Extract>
━━━━━━━━━━━━━━━━━━━━━━━━━━━━━━

The commitment to the safety of employees and contractors and the protection of the environment are integral to the values of the Rio Tinto’s operations. The refinery operates under the principle ‘The Goal is Zero’, which envisions creating a workplace free from incidents and injuries. The Yarwun refinery currently employs around 550 people. One workplace threat identified in the Rio Tinto health & safety and environment manifest is the potential for cloud-to- ground lightning strikes at the refinery site.

Lightning is one of the most dangerous and frequently encountered weather hazards in Australia. There are on average 5-10 deaths and over 100 severe injuries caused by lightning in Australia year-on- year. Lighting can severely harm or take the lives of workers and has the potential to disrupt operations through damage to communications and plant infrastructure, fire and ignition risks, and downtime on sites until the lightning threat has passed. The Rio Tinto Emergency Action Plan includes a lightning safety protocol that has been aligned with the lightning detection and alerting services provided to Rio Tinto by MetraWeather (Australia) Pty Ltd.

MetraWeather is a specialist global weather insights company and provider of professional meteorological and lightning awareness programmes to the transport, media, industrial, and energy sectors. MetraWeather is backed by the scientific and meteorological expertise of parent company, MetService, the WMO-accredited New Zealand national meteorological service.

━━━━━━━━━━━━━━━━━━━━━━━━━━━━━━

Data extract>

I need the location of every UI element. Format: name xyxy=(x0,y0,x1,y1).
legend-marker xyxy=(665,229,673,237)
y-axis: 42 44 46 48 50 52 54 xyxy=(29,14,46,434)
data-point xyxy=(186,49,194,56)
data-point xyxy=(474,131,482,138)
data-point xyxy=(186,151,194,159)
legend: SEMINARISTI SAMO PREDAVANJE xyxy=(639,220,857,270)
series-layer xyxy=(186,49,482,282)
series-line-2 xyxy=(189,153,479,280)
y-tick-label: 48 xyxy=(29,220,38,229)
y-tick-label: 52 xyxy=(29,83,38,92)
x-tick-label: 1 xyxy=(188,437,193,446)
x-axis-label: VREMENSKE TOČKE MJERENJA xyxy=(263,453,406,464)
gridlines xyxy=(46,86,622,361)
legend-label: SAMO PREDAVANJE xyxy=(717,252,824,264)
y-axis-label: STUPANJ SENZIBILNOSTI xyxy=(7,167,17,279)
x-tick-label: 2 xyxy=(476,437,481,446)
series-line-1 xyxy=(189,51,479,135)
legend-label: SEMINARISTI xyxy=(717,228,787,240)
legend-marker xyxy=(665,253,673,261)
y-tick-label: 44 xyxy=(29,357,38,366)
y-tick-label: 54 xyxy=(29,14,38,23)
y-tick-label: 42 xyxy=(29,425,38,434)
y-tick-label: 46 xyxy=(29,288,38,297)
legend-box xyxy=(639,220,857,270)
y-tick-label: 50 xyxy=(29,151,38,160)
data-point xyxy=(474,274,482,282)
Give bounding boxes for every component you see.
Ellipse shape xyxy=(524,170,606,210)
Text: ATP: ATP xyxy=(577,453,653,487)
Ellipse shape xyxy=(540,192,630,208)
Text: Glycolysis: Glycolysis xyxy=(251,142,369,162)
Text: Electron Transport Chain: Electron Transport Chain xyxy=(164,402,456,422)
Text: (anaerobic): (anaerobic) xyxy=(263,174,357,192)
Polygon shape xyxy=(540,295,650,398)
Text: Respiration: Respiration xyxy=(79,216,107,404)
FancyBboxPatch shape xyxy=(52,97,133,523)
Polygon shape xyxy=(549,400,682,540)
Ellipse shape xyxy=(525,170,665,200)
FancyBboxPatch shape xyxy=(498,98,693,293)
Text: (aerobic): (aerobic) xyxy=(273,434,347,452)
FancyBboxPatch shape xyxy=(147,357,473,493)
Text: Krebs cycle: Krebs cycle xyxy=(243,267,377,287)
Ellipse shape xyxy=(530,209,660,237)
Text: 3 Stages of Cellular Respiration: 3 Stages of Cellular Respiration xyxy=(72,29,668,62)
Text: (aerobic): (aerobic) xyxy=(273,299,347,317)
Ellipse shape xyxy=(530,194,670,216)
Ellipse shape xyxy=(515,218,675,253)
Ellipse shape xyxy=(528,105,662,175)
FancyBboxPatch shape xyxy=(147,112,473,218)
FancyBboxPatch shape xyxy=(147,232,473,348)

━━━━━━━━━━━━━━━━━━━━━━━━━━━━━━

What you are asked to do> Can you write out, word for word, the part of the text on lightning safety at the Yarwun refinery starting with "The commitment to" and going on through "the refinery site."?

Response for this exercise>
The commitment to the safety of employees and contractors and the protection of the environment are integral to the values of the Rio Tinto’s operations. The refinery operates under the principle ‘The Goal is Zero’, which envisions creating a workplace free from incidents and injuries. The Yarwun refinery currently employs around 550 people. One workplace threat identified in the Rio Tinto health & safety and environment manifest is the potential for cloud-to- ground lightning strikes at the refinery site.